SOURCE DATA ::

++++++++++++++++++++

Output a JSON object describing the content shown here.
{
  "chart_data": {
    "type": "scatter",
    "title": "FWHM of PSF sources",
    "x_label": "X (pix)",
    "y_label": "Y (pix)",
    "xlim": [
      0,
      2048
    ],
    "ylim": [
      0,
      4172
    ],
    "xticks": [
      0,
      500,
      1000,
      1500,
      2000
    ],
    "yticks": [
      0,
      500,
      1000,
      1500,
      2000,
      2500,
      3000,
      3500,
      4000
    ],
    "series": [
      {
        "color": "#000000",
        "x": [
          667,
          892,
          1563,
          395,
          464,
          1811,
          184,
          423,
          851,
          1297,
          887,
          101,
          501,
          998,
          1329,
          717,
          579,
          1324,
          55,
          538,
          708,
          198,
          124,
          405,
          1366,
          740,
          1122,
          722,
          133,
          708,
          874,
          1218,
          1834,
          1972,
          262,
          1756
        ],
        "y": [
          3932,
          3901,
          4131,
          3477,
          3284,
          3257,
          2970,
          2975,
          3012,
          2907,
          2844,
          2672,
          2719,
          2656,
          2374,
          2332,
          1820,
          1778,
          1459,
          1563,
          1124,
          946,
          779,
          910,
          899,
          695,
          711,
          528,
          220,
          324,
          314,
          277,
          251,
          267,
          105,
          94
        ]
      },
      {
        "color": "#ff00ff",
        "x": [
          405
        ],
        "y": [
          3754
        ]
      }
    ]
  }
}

++++++++++++++++++++

STATED PROBLEM :: Write out every line exactly as it stands.

PROBLEM SOLUTION ::
Output a JSON object describing the content shown here.
{
  "chart_data": {
    "type": "scatter",
    "title": "FWHM of PSF sources",
    "x_label": "X (pix)",
    "y_label": "Y (pix)",
    "xlim": [
      0,
      2048
    ],
    "ylim": [
      0,
      4172
    ],
    "xticks": [
      0,
      500,
      1000,
      1500,
      2000
    ],
    "yticks": [
      0,
      500,
      1000,
      1500,
      2000,
      2500,
      3000,
      3500,
      4000
    ],
    "series": [
      {
        "color": "#000000",
        "x": [
          667,
          892,
          1563,
          395,
          464,
          1811,
          184,
          423,
          851,
          1297,
          887,
          101,
          501,
          998,
          1329,
          717,
          579,
          1324,
          55,
          538,
          708,
          198,
          124,
          405,
          1366,
          740,
          1122,
          722,
          133,
          708,
          874,
          1218,
          1834,
          1972,
          262,
          1756
        ],
        "y": [
          3932,
          3901,
          4131,
          3477,
          3284,
          3257,
          2970,
          2975,
          3012,
          2907,
          2844,
          2672,
          2719,
          2656,
          2374,
          2332,
          1820,
          1778,
          1459,
          1563,
          1124,
          946,
          779,
          910,
          899,
          695,
          711,
          528,
          220,
          324,
          314,
          277,
          251,
          267,
          105,
          94
        ]
      },
      {
        "color": "#ff00ff",
        "x": [
          405
        ],
        "y": [
          3754
        ]
      }
    ]
  }
}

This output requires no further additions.